(Dataset excerpts)
= = = =
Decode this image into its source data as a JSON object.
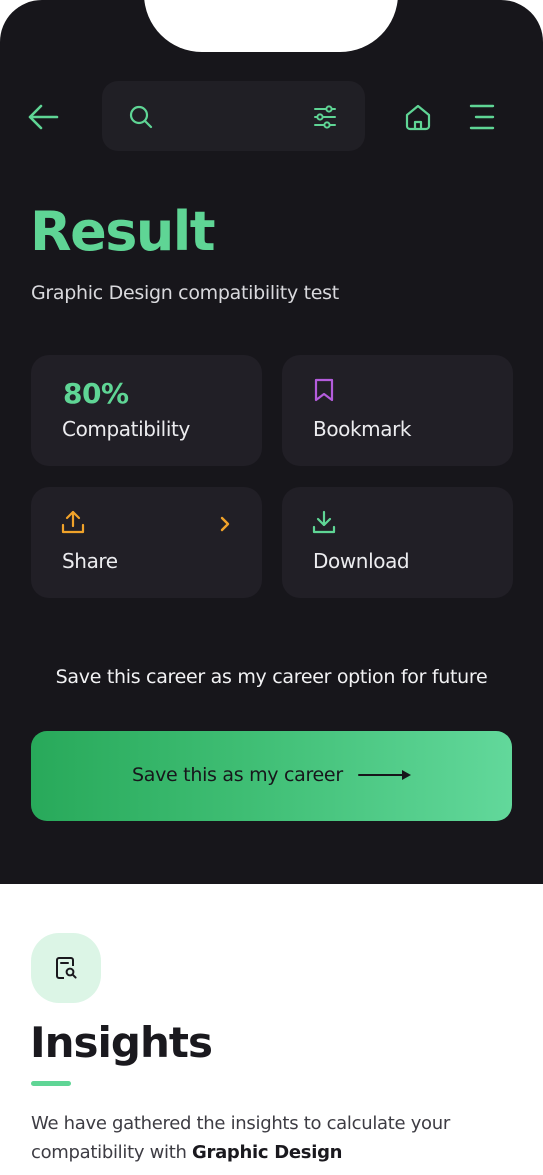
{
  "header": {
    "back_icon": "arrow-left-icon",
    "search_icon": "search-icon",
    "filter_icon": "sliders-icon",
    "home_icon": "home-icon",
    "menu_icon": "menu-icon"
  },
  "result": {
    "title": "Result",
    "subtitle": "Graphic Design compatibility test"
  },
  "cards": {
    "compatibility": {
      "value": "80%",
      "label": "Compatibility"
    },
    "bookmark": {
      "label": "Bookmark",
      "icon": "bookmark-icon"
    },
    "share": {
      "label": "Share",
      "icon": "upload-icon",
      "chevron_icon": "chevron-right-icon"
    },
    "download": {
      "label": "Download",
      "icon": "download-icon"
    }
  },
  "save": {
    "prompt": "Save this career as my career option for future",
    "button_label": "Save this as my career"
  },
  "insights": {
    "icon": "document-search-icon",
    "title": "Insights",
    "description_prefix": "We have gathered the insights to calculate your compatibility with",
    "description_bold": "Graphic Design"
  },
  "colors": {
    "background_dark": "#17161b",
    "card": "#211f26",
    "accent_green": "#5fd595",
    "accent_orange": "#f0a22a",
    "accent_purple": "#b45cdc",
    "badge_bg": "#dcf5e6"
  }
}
= = = =
Stated exercise ::
Print the complete listing exactly as it stands, without its pictures.

The response ::
Decode this image into its source data as a JSON object.
{
  "header": {
    "back_icon": "arrow-left-icon",
    "search_icon": "search-icon",
    "filter_icon": "sliders-icon",
    "home_icon": "home-icon",
    "menu_icon": "menu-icon"
  },
  "result": {
    "title": "Result",
    "subtitle": "Graphic Design compatibility test"
  },
  "cards": {
    "compatibility": {
      "value": "80%",
      "label": "Compatibility"
    },
    "bookmark": {
      "label": "Bookmark",
      "icon": "bookmark-icon"
    },
    "share": {
      "label": "Share",
      "icon": "upload-icon",
      "chevron_icon": "chevron-right-icon"
    },
    "download": {
      "label": "Download",
      "icon": "download-icon"
    }
  },
  "save": {
    "prompt": "Save this career as my career option for future",
    "button_label": "Save this as my career"
  },
  "insights": {
    "icon": "document-search-icon",
    "title": "Insights",
    "description_prefix": "We have gathered the insights to calculate your compatibility with",
    "description_bold": "Graphic Design"
  },
  "colors": {
    "background_dark": "#17161b",
    "card": "#211f26",
    "accent_green": "#5fd595",
    "accent_orange": "#f0a22a",
    "accent_purple": "#b45cdc",
    "badge_bg": "#dcf5e6"
  }
}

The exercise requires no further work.